> Written task:
Convert each line of the data below into one string in a JSON list, skipping any blank lines.

> Input rows:
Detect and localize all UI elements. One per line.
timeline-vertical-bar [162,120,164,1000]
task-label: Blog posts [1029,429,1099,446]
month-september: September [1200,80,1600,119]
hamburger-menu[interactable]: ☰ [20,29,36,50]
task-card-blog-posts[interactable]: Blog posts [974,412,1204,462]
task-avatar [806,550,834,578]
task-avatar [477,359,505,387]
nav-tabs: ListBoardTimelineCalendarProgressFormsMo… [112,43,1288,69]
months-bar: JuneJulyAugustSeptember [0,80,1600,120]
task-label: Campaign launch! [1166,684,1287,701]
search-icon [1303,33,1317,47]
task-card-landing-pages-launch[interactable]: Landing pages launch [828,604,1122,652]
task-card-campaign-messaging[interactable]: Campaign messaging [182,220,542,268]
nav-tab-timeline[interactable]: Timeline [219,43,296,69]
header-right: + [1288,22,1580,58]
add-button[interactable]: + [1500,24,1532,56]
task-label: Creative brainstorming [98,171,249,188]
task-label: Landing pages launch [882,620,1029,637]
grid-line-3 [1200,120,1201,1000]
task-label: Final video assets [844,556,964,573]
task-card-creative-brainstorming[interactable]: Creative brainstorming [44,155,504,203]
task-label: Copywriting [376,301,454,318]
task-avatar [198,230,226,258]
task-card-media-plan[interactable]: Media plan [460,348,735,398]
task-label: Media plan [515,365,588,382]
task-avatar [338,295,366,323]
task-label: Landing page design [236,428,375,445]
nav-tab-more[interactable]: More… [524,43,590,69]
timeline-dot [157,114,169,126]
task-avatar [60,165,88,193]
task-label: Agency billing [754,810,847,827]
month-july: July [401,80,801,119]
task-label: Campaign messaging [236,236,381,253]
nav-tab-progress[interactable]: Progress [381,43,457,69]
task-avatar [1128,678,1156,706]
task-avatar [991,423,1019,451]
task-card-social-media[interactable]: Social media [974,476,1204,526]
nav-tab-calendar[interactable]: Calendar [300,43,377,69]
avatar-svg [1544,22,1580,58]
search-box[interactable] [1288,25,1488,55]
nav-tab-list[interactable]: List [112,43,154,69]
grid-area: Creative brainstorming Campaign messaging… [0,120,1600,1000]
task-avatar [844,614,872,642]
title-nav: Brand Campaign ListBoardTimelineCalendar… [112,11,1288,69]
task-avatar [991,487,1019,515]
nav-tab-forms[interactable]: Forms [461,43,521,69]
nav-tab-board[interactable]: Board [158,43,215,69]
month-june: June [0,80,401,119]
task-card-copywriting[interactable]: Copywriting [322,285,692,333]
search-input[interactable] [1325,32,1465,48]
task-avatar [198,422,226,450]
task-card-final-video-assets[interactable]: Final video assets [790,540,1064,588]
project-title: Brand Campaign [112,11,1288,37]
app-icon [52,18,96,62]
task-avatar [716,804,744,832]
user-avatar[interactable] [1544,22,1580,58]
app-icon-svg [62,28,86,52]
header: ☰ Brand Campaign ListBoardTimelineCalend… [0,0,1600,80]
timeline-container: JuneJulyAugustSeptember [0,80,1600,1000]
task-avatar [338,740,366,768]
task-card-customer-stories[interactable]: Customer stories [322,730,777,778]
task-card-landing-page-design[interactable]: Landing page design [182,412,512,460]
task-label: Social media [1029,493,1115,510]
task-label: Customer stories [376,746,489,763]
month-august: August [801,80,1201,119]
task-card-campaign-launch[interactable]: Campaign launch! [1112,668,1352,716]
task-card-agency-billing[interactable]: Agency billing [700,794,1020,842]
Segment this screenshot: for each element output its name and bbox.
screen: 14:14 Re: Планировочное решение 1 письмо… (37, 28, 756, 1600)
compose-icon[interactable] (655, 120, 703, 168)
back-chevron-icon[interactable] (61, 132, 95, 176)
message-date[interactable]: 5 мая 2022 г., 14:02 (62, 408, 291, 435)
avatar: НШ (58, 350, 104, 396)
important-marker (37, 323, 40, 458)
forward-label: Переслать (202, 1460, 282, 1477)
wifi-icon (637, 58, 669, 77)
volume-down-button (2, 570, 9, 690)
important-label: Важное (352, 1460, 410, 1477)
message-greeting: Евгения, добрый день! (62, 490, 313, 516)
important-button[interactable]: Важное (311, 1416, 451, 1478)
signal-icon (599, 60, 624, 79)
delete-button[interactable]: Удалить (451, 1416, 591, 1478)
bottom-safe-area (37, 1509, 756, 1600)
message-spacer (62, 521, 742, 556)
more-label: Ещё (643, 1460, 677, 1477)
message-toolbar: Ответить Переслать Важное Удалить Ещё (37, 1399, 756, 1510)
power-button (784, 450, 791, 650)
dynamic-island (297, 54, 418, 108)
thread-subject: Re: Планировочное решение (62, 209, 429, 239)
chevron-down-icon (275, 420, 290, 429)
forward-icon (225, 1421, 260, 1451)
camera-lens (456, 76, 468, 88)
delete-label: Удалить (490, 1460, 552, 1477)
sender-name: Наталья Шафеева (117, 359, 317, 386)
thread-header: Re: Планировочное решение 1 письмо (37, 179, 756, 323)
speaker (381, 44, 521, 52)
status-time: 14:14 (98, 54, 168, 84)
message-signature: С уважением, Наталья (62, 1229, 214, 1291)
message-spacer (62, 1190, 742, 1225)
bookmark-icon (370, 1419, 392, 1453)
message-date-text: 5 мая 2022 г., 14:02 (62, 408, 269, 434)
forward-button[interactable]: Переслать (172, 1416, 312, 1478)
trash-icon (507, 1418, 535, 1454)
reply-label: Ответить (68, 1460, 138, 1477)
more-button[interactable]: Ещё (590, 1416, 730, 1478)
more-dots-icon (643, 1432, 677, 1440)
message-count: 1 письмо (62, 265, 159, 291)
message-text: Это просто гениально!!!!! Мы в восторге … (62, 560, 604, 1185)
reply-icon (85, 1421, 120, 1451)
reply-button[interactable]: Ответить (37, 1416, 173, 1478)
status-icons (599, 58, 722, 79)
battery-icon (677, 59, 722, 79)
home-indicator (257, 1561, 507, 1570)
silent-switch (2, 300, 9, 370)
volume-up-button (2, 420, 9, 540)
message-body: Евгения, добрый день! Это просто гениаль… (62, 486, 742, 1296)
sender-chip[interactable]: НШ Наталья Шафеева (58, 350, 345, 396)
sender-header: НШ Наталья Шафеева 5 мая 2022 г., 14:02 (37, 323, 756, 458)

> Solution to the exercise:
[
  "Detect and localize all UI elements. One per line.",
  "timeline-vertical-bar [162,120,164,1000]",
  "task-label: Blog posts [1029,429,1099,446]",
  "month-september: September [1200,80,1600,119]",
  "hamburger-menu[interactable]: ☰ [20,29,36,50]",
  "task-card-blog-posts[interactable]: Blog posts [974,412,1204,462]",
  "task-avatar [806,550,834,578]",
  "task-avatar [477,359,505,387]",
  "nav-tabs: ListBoardTimelineCalendarProgressFormsMo… [112,43,1288,69]",
  "months-bar: JuneJulyAugustSeptember [0,80,1600,120]",
  "task-label: Campaign launch! [1166,684,1287,701]",
  "search-icon [1303,33,1317,47]",
  "task-card-landing-pages-launch[interactable]: Landing pages launch [828,604,1122,652]",
  "task-card-campaign-messaging[interactable]: Campaign messaging [182,220,542,268]",
  "nav-tab-timeline[interactable]: Timeline [219,43,296,69]",
  "header-right: + [1288,22,1580,58]",
  "add-button[interactable]: + [1500,24,1532,56]",
  "task-label: Creative brainstorming [98,171,249,188]",
  "task-label: Landing pages launch [882,620,1029,637]",
  "grid-line-3 [1200,120,1201,1000]",
  "task-label: Final video assets [844,556,964,573]",
  "task-card-creative-brainstorming[interactable]: Creative brainstorming [44,155,504,203]",
  "task-label: Copywriting [376,301,454,318]",
  "task-avatar [198,230,226,258]",
  "task-card-media-plan[interactable]: Media plan [460,348,735,398]",
  "task-label: Media plan [515,365,588,382]",
  "task-avatar [338,295,366,323]",
  "task-label: Landing page design [236,428,375,445]",
  "nav-tab-more[interactable]: More… [524,43,590,69]",
  "timeline-dot [157,114,169,126]",
  "task-avatar [60,165,88,193]",
  "task-label: Agency billing [754,810,847,827]",
  "month-july: July [401,80,801,119]",
  "task-label: Campaign messaging [236,236,381,253]",
  "nav-tab-progress[interactable]: Progress [381,43,457,69]",
  "task-avatar [1128,678,1156,706]",
  "task-avatar [991,423,1019,451]",
  "task-card-social-media[interactable]: Social media [974,476,1204,526]",
  "nav-tab-calendar[interactable]: Calendar [300,43,377,69]",
  "avatar-svg [1544,22,1580,58]",
  "search-box[interactable] [1288,25,1488,55]",
  "nav-tab-list[interactable]: List [112,43,154,69]",
  "grid-area: Creative brainstorming Campaign messaging… [0,120,1600,1000]",
  "task-avatar [844,614,872,642]",
  "title-nav: Brand Campaign ListBoardTimelineCalendar… [112,11,1288,69]",
  "task-avatar [991,487,1019,515]",
  "nav-tab-forms[interactable]: Forms [461,43,521,69]",
  "nav-tab-board[interactable]: Board [158,43,215,69]",
  "month-june: June [0,80,401,119]",
  "task-card-copywriting[interactable]: Copywriting [322,285,692,333]",
  "search-input[interactable] [1325,32,1465,48]",
  "task-avatar [198,422,226,450]",
  "task-card-final-video-assets[interactable]: Final video assets [790,540,1064,588]",
  "project-title: Brand Campaign [112,11,1288,37]",
  "app-icon [52,18,96,62]",
  "task-avatar [716,804,744,832]",
  "user-avatar[interactable] [1544,22,1580,58]",
  "app-icon-svg [62,28,86,52]",
  "header: ☰ Brand Campaign ListBoardTimelineCalend… [0,0,1600,80]",
  "timeline-container: JuneJulyAugustSeptember [0,80,1600,1000]",
  "task-avatar [338,740,366,768]",
  "task-card-customer-stories[interactable]: Customer stories [322,730,777,778]",
  "task-card-landing-page-design[interactable]: Landing page design [182,412,512,460]",
  "task-label: Social media [1029,493,1115,510]",
  "task-label: Customer stories [376,746,489,763]",
  "month-august: August [801,80,1201,119]",
  "task-card-campaign-launch[interactable]: Campaign launch! [1112,668,1352,716]",
  "task-card-agency-billing[interactable]: Agency billing [700,794,1020,842]",
  "Segment this screenshot: for each element output its name and bbox.",
  "screen: 14:14 Re: Планировочное решение 1 письмо… (37, 28, 756, 1600)",
  "compose-icon[interactable] (655, 120, 703, 168)",
  "back-chevron-icon[interactable] (61, 132, 95, 176)",
  "message-date[interactable]: 5 мая 2022 г., 14:02 (62, 408, 291, 435)",
  "avatar: НШ (58, 350, 104, 396)",
  "important-marker (37, 323, 40, 458)",
  "forward-label: Переслать (202, 1460, 282, 1477)",
  "wifi-icon (637, 58, 669, 77)",
  "volume-down-button (2, 570, 9, 690)",
  "important-label: Важное (352, 1460, 410, 1477)",
  "message-greeting: Евгения, добрый день! (62, 490, 313, 516)",
  "important-button[interactable]: Важное (311, 1416, 451, 1478)",
  "signal-icon (599, 60, 624, 79)",
  "delete-button[interactable]: Удалить (451, 1416, 591, 1478)",
  "bottom-safe-area (37, 1509, 756, 1600)",
  "message-spacer (62, 521, 742, 556)",
  "more-label: Ещё (643, 1460, 677, 1477)",
  "message-toolbar: Ответить Переслать Важное Удалить Ещё (37, 1399, 756, 1510)",
  "power-button (784, 450, 791, 650)",
  "dynamic-island (297, 54, 418, 108)",
  "thread-subject: Re: Планировочное решение (62, 209, 429, 239)",
  "chevron-down-icon (275, 420, 290, 429)",
  "forward-icon (225, 1421, 260, 1451)",
  "camera-lens (456, 76, 468, 88)",
  "delete-label: Удалить (490, 1460, 552, 1477)",
  "sender-name: Наталья Шафеева (117, 359, 317, 386)",
  "thread-header: Re: Планировочное решение 1 письмо (37, 179, 756, 323)",
  "speaker (381, 44, 521, 52)",
  "status-time: 14:14 (98, 54, 168, 84)",
  "message-signature: С уважением, Наталья (62, 1229, 214, 1291)",
  "message-spacer (62, 1190, 742, 1225)",
  "bookmark-icon (370, 1419, 392, 1453)",
  "message-date-text: 5 мая 2022 г., 14:02 (62, 408, 269, 434)",
  "forward-button[interactable]: Переслать (172, 1416, 312, 1478)",
  "trash-icon (507, 1418, 535, 1454)",
  "reply-label: Ответить (68, 1460, 138, 1477)",
  "more-button[interactable]: Ещё (590, 1416, 730, 1478)",
  "more-dots-icon (643, 1432, 677, 1440)",
  "message-count: 1 письмо (62, 265, 159, 291)",
  "message-text: Это просто гениально!!!!! Мы в восторге … (62, 560, 604, 1185)",
  "reply-icon (85, 1421, 120, 1451)",
  "reply-button[interactable]: Ответить (37, 1416, 173, 1478)",
  "status-icons (599, 58, 722, 79)",
  "battery-icon (677, 59, 722, 79)",
  "home-indicator (257, 1561, 507, 1570)",
  "silent-switch (2, 300, 9, 370)",
  "volume-up-button (2, 420, 9, 540)",
  "message-body: Евгения, добрый день! Это просто гениаль… (62, 486, 742, 1296)",
  "sender-chip[interactable]: НШ Наталья Шафеева (58, 350, 345, 396)",
  "sender-header: НШ Наталья Шафеева 5 мая 2022 г., 14:02 (37, 323, 756, 458)"
]